__Short problem__
For the entries below, how many lines include the word "change"? Give the figure and nothing more.

__Extracted entries__
::::

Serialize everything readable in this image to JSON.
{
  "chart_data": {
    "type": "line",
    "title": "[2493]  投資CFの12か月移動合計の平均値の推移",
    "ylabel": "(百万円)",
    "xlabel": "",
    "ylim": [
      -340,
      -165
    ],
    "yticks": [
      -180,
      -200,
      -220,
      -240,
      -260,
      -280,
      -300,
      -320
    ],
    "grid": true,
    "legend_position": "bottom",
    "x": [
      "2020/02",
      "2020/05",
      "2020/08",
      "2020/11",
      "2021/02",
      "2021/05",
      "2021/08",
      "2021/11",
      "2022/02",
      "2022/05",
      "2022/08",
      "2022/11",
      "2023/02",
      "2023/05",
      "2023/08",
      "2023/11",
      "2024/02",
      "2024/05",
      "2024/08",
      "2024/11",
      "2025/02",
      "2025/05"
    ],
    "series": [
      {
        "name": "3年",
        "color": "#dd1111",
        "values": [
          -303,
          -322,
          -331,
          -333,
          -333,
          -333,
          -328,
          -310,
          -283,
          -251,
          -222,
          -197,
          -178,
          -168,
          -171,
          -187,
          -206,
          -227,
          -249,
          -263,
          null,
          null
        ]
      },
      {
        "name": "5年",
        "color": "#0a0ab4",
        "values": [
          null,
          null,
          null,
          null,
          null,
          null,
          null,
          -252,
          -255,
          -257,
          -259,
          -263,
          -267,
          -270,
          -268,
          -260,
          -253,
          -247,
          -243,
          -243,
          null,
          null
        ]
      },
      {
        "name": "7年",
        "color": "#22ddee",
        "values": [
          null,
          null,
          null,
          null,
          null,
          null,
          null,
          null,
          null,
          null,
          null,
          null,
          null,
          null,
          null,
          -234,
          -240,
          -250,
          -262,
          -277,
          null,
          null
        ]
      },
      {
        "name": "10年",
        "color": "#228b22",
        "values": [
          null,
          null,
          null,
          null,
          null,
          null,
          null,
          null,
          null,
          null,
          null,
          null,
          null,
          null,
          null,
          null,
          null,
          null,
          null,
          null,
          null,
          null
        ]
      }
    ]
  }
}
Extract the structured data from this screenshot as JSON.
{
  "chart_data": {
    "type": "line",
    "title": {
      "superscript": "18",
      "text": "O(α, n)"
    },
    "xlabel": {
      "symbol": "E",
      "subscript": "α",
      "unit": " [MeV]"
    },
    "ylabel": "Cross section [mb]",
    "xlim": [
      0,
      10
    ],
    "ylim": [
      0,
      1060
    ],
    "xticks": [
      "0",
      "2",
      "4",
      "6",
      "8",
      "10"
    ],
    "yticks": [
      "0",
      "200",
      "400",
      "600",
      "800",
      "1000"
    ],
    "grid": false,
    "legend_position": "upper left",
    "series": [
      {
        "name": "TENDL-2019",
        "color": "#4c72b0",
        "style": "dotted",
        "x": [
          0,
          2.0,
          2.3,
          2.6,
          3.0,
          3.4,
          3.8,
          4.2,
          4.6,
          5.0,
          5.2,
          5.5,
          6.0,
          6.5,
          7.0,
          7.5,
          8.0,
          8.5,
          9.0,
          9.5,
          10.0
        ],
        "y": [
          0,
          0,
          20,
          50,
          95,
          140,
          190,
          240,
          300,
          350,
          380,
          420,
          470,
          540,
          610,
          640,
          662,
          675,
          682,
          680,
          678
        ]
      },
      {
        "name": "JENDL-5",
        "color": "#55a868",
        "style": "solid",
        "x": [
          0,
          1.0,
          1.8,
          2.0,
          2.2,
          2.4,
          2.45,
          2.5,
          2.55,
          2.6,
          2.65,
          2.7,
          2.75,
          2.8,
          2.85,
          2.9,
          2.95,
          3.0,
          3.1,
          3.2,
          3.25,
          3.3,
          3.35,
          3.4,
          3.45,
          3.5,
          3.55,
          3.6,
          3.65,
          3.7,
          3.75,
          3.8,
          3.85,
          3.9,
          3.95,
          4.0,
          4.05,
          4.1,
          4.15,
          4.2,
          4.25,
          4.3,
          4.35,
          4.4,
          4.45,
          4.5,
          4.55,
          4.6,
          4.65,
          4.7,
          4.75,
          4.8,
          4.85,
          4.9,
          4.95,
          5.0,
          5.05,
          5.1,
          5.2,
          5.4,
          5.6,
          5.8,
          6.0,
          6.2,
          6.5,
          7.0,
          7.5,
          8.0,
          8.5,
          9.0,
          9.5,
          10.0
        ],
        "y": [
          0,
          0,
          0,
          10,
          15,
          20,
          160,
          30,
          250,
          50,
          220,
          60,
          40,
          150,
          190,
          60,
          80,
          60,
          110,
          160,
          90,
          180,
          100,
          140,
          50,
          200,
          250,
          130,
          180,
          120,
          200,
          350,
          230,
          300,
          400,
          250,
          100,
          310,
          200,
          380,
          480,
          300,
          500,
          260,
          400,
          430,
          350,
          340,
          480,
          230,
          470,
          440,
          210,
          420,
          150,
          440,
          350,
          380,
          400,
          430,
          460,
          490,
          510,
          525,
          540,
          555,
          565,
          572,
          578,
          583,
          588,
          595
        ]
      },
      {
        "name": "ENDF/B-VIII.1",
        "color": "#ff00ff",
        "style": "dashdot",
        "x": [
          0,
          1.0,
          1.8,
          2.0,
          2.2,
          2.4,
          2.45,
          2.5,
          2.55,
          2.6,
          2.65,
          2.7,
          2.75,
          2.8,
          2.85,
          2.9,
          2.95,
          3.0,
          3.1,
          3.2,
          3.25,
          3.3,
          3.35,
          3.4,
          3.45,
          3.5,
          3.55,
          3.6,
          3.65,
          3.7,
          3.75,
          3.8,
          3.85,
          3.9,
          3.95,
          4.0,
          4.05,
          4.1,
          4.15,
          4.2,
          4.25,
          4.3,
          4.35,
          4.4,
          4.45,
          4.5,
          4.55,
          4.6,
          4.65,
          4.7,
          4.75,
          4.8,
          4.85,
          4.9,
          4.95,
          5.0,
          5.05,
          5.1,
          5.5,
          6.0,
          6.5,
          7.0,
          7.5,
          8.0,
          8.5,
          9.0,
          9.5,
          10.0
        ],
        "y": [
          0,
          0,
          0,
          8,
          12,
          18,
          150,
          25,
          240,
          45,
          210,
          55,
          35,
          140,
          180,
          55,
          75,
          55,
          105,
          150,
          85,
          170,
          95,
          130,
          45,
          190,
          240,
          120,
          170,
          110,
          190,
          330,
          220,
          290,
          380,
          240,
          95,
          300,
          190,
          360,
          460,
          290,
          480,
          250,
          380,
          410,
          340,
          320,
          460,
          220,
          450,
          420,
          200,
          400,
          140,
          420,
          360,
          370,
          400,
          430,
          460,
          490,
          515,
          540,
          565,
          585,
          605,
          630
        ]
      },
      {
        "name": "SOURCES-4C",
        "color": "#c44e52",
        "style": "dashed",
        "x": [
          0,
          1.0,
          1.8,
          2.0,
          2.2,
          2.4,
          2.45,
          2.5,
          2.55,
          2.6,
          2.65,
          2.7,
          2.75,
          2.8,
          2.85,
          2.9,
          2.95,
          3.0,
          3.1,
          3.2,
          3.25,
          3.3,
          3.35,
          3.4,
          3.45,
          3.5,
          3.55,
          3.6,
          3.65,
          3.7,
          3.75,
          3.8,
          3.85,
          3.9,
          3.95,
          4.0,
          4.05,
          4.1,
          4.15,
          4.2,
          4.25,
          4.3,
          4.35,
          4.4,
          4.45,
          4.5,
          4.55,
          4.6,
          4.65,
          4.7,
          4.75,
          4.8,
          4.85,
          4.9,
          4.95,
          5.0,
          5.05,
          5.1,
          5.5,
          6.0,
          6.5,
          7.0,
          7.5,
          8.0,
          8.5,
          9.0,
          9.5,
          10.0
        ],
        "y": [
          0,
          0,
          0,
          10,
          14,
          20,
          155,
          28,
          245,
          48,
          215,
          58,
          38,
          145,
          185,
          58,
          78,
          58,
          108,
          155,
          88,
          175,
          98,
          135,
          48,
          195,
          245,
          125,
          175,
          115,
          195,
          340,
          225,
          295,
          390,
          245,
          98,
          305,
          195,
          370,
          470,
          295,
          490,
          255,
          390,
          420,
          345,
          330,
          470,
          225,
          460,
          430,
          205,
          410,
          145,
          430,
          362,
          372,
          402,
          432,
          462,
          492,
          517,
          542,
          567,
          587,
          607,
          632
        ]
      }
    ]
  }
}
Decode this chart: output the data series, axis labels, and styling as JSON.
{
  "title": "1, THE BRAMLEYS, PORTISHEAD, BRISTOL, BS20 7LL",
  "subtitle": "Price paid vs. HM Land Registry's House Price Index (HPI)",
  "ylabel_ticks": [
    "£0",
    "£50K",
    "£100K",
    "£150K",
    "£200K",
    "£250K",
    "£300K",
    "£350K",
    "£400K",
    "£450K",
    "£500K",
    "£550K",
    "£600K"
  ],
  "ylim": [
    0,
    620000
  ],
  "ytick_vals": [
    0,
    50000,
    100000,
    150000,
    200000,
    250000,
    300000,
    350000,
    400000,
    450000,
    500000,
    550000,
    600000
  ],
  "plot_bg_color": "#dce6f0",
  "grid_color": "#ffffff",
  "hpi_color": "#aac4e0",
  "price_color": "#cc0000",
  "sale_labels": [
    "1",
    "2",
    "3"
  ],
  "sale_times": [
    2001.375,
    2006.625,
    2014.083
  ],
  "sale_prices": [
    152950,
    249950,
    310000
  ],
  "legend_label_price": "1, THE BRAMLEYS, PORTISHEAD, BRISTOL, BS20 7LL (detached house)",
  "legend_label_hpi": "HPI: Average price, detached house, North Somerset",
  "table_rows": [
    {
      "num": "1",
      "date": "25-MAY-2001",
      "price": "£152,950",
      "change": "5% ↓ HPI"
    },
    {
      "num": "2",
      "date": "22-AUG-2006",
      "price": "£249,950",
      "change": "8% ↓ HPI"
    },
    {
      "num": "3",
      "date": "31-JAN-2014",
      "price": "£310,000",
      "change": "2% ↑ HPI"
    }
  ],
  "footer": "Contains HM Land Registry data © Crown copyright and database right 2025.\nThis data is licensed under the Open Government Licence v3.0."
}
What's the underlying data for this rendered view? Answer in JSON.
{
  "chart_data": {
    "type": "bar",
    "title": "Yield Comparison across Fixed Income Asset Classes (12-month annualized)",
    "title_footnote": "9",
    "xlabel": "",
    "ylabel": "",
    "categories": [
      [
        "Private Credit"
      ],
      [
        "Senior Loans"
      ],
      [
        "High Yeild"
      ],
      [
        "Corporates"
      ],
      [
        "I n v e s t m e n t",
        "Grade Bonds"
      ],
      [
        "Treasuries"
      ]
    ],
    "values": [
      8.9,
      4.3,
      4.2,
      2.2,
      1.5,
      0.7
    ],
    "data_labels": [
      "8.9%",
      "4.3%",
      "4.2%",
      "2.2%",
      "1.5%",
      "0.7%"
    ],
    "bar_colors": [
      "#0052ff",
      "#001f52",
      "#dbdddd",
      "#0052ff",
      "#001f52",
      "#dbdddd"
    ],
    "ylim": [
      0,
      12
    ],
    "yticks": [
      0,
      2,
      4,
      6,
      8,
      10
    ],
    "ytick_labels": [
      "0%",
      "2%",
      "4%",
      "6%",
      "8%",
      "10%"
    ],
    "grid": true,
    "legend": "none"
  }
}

::::

__Solution for this problem__
3